== ENTRIES SHOWN ==

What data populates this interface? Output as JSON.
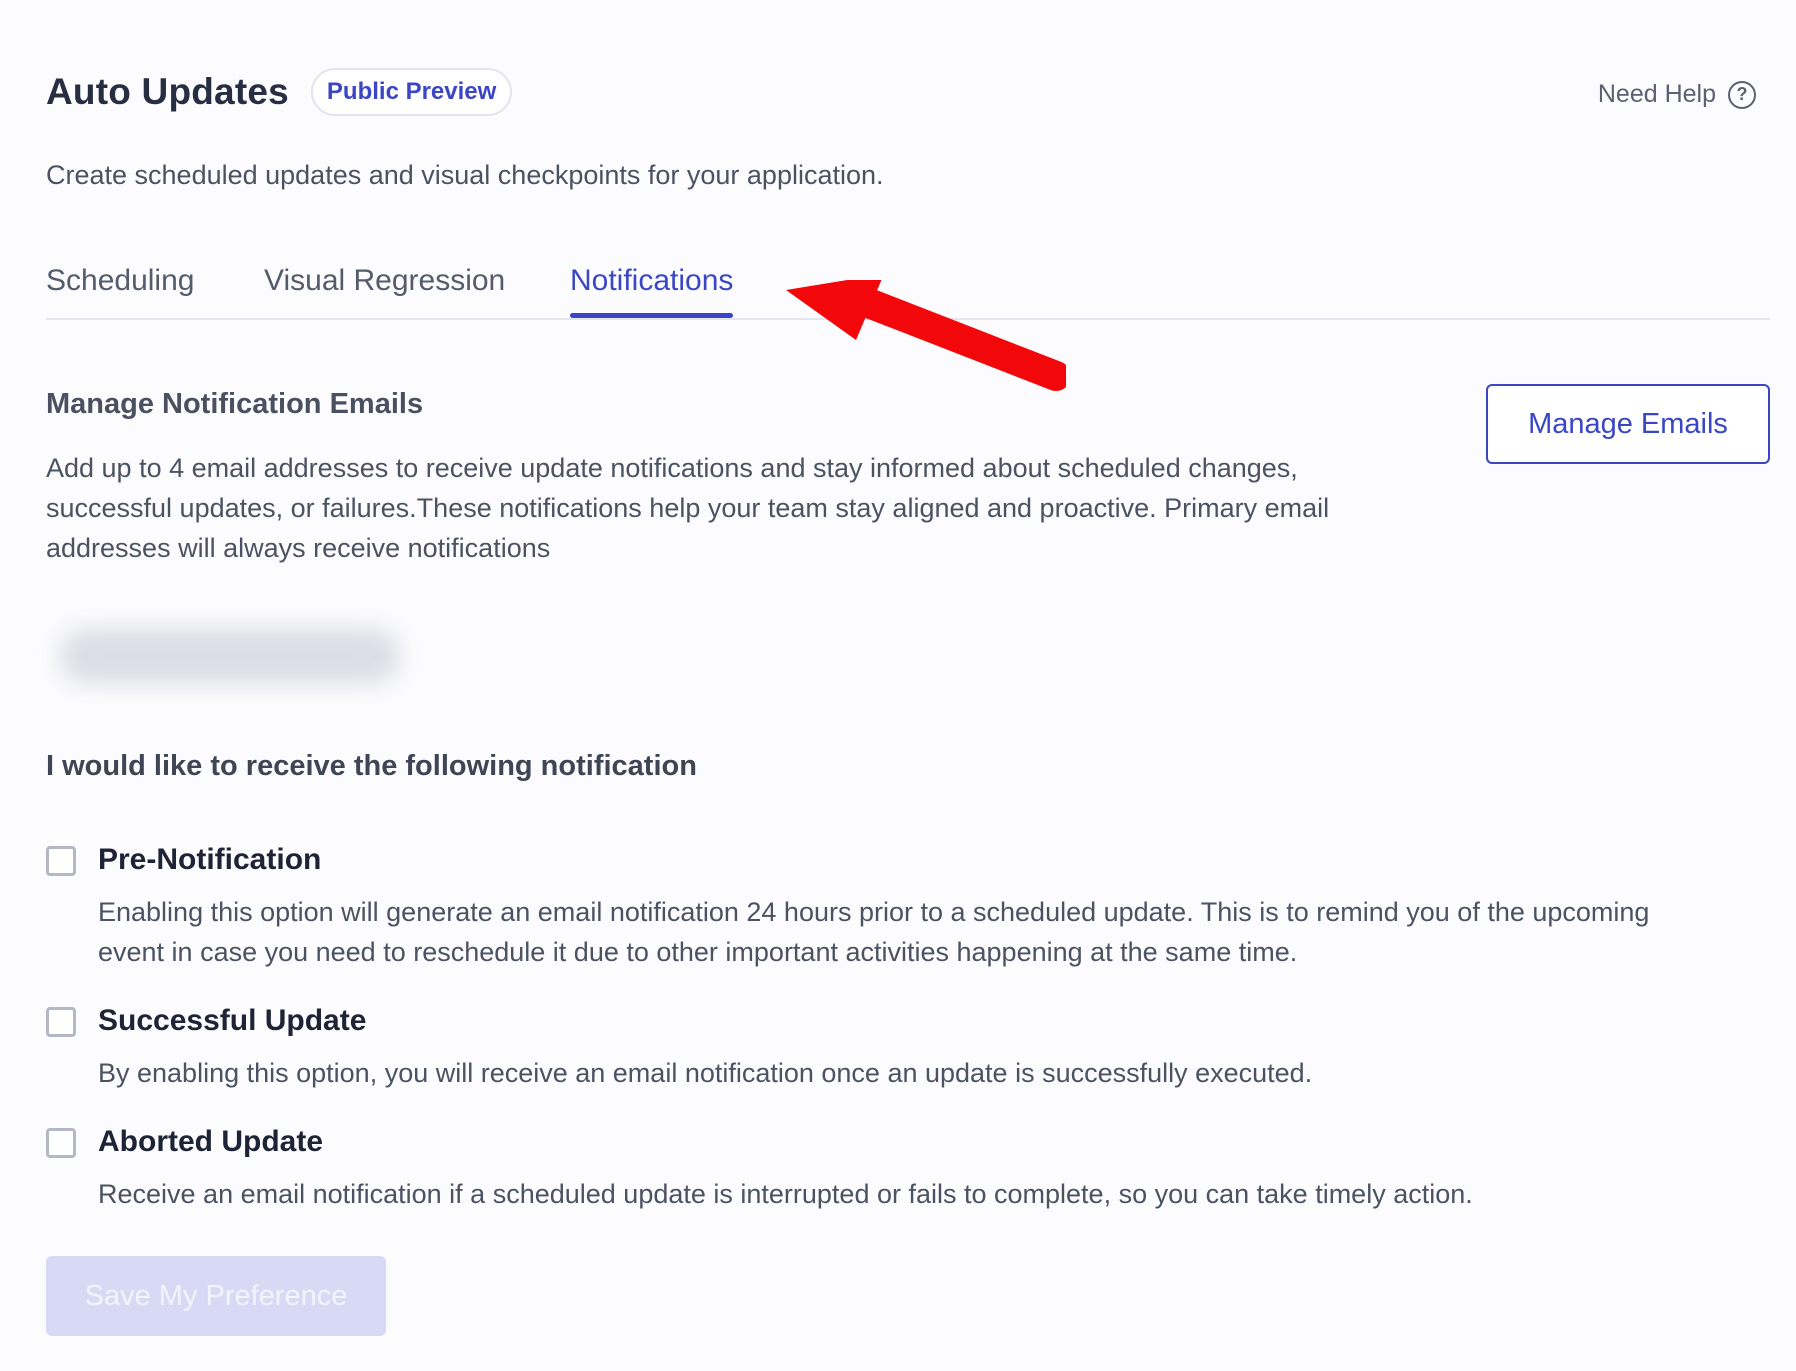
{
  "header": {
    "title": "Auto Updates",
    "badge": "Public Preview",
    "help_label": "Need Help"
  },
  "subtitle": "Create scheduled updates and visual checkpoints for your application.",
  "tabs": [
    {
      "label": "Scheduling",
      "active": false
    },
    {
      "label": "Visual Regression",
      "active": false
    },
    {
      "label": "Notifications",
      "active": true
    }
  ],
  "annotation": {
    "arrow_color": "#f2070a"
  },
  "emails_section": {
    "title": "Manage Notification Emails",
    "description": "Add up to 4 email addresses to receive update notifications and stay informed about scheduled changes, successful updates, or failures.These notifications help your team stay aligned and proactive. Primary email addresses will always receive notifications",
    "manage_button": "Manage Emails"
  },
  "preferences": {
    "title": "I would like to receive the following notification",
    "options": [
      {
        "label": "Pre-Notification",
        "checked": false,
        "description": "Enabling this option will generate an email notification 24 hours prior to a scheduled update. This is to remind you of the upcoming event in case you need to reschedule it due to other important activities happening at the same time."
      },
      {
        "label": "Successful Update",
        "checked": false,
        "description": "By enabling this option, you will receive an email notification once an update is successfully executed."
      },
      {
        "label": "Aborted Update",
        "checked": false,
        "description": "Receive an email notification if a scheduled update is interrupted or fails to complete, so you can take timely action."
      }
    ],
    "save_button": "Save My Preference"
  },
  "colors": {
    "accent": "#3a46c4",
    "disabled_button": "#d8d9f5",
    "heading": "#272e42"
  }
}
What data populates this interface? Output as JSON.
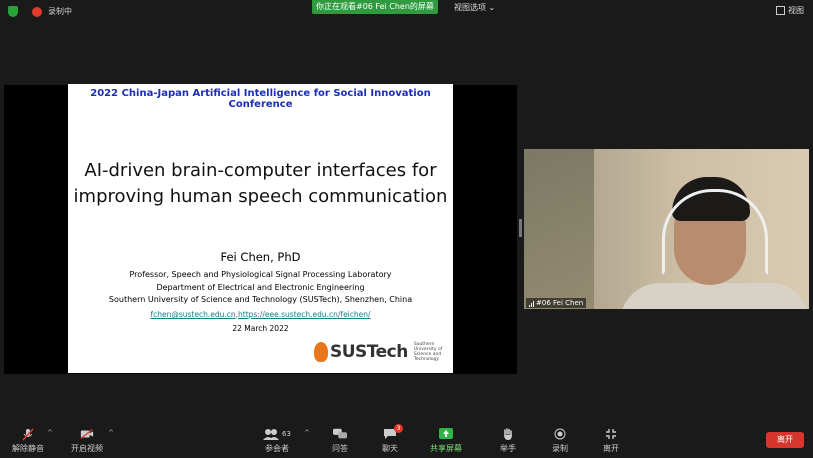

== PROBLEM TO SOLVE ==
Except for the pictures, give all the material above again verbatim.

== ANSWER TO THE TASK ==
What data populates this interface? Output as JSON.
{
  "header": {
    "title": "Auto Updates",
    "badge": "Public Preview",
    "help_label": "Need Help"
  },
  "subtitle": "Create scheduled updates and visual checkpoints for your application.",
  "tabs": [
    {
      "label": "Scheduling",
      "active": false
    },
    {
      "label": "Visual Regression",
      "active": false
    },
    {
      "label": "Notifications",
      "active": true
    }
  ],
  "annotation": {
    "arrow_color": "#f2070a"
  },
  "emails_section": {
    "title": "Manage Notification Emails",
    "description": "Add up to 4 email addresses to receive update notifications and stay informed about scheduled changes, successful updates, or failures.These notifications help your team stay aligned and proactive. Primary email addresses will always receive notifications",
    "manage_button": "Manage Emails"
  },
  "preferences": {
    "title": "I would like to receive the following notification",
    "options": [
      {
        "label": "Pre-Notification",
        "checked": false,
        "description": "Enabling this option will generate an email notification 24 hours prior to a scheduled update. This is to remind you of the upcoming event in case you need to reschedule it due to other important activities happening at the same time."
      },
      {
        "label": "Successful Update",
        "checked": false,
        "description": "By enabling this option, you will receive an email notification once an update is successfully executed."
      },
      {
        "label": "Aborted Update",
        "checked": false,
        "description": "Receive an email notification if a scheduled update is interrupted or fails to complete, so you can take timely action."
      }
    ],
    "save_button": "Save My Preference"
  },
  "colors": {
    "accent": "#3a46c4",
    "disabled_button": "#d8d9f5",
    "heading": "#272e42"
  }
}
What data populates this interface? Output as JSON.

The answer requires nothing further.